_DOCUMENT EXTRACT_
— Start —

Ed Seedhouse: "I'm sorry, but this is completely wrong. QM research and experiments have proven beyond any doubt that "hidden variables" (which is the name for your claim above) do not and cannot exist. Look up Bell's Theorem."

This is a very, very common misinterpretation of what Bell showed and all the experiments that have tested this. What Bell showed was that local causality and objective reality were in conflict. At best, you could have one but not the other. We know nonlocality is a feature of the universe. Objective reality can therefore survive, as it absolutely must. What's the point of a science that doesn't believe the universe actually exists? As Bell himself asked, did the universe not in fact really exist until humans evolved and somehow our observance collapsed the wavefunction of the universe? Which human? How much intelligence was required? A smart gorilla presumably is not be able to collapse the wavefunction, but a slightly smarter human is capable. It's utterly ludicrous to suppose this, but the vast majority of physicists do believe this! The reason is that almost all are naive: they do not understand what the theory entails. Bell himself was delighted when Bohm developed a fully deterministic quantum theory, the Pilot-wave or De Broglie-Bohm theory, thus showing how unorthodox he was. The "collapse models" are also deterministic theories, and Bell was a supporter of these too. All these deterministic theories are beset with problems, but to my mind nothing like those within standard quantum mechanics.

Hidden variables can still be made a feature of a nonlocal realistic theory - they go by the name nonlocal hidden variable theories, or NLHVTs. There is a huge literature on this. Bell himself was a supporter of hidden variable theories - or as David Z Albert more accurately calls them "extra variables". Bell himself is virtually unknown, and a lot of his most important work is misunderstood. He was easily up there with the greatest minds of the twentieth century, and came up with one of the most remarkable contributions to science. A biography of him by Andrew Whitaker will be out later this year. Whitaker has two other books on the history of quantum mechanics and its interpretation. They're very useful books.

— End —

_DATA_
— Start —

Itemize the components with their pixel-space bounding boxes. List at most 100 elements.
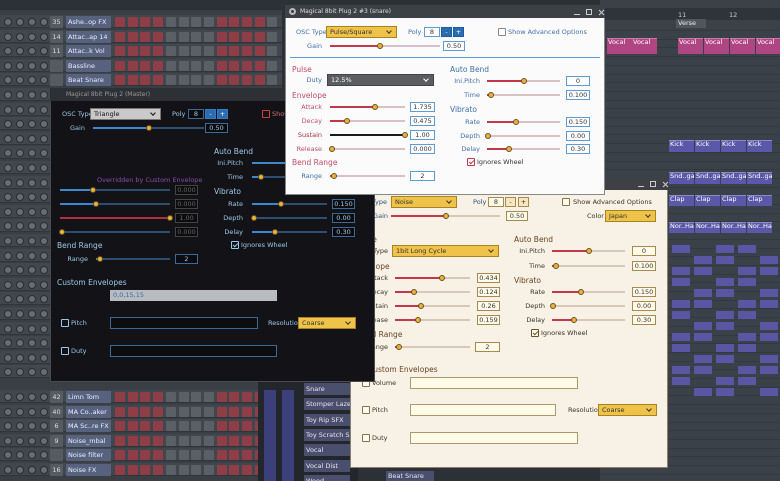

— End —

_YOUR INSTRUCTIONS_
Continue the reply about Bell's theorem and hidden variables from the point where it stops. None of the data is needed here.

_FINAL RESULT_
John said...

Another thing that throws people is the difficult to grasp fact that Bell's famous theorems and inequalities have nothing to do with quantum mechanics. He developed very general ideas concerning two wide areas of (meta)physical thought - local causality (essentially cause and effect specifically bounded by the speed of light) and objective reality (does the world exist whether or not you test that it's there). That these two vague ideas can be put into theory is amazing. Just as amazing is that what Bell showed could be tested. Note that the experimental physicist, Alain Aspect, who devised the tests understood that doing so would not further his career - Bell himself was anxious to learn that Aspect had a permanent position. That's how difficult it was to work on these problems thirty years or so ago. Before then, it was unimaginably bad: even Einstein became something of a pariah. Bell himself worked on these problems in his spare time. He was also a theoretical physicist and accelerator physicist at CERN. If he had tried to concentrate on his real interest (foundations of quantum mechanics), he would be a professional outcast. Just like MMTers!

Anyway, as predicted, the results were in accord with quantum mechanics. The point of the experiments was to show that local causality is at odds with objective reality. Its profound implications put it up there with the theory of evolution and anything else you can think of. One leading philosopher of science claimed it was the most profound discovery in the history of science.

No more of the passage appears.